**WORK TO DO:** Find every line with "amount" in it, then report how many there are and nothing more.

**DATA PROVIDED:**
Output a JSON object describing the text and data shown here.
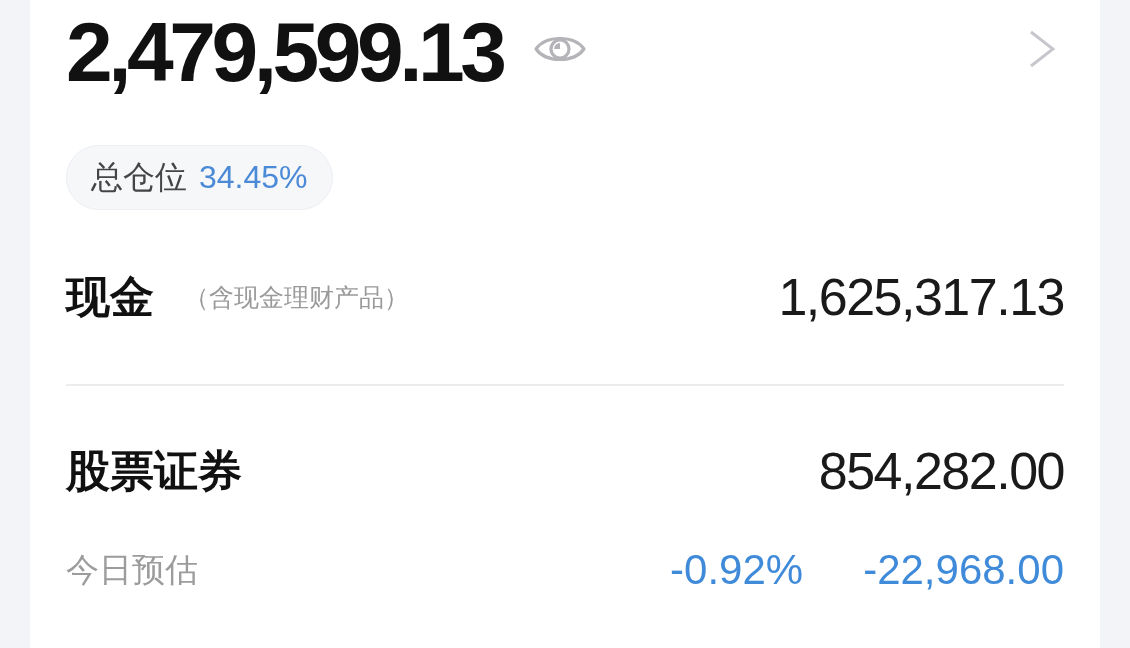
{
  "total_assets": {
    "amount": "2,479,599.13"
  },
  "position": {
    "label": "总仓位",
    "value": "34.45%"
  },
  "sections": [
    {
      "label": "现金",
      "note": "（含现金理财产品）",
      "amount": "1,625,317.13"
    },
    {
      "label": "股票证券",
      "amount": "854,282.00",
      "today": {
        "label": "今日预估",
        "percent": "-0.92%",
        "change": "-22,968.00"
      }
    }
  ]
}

**EXERCISE RESULT:** 3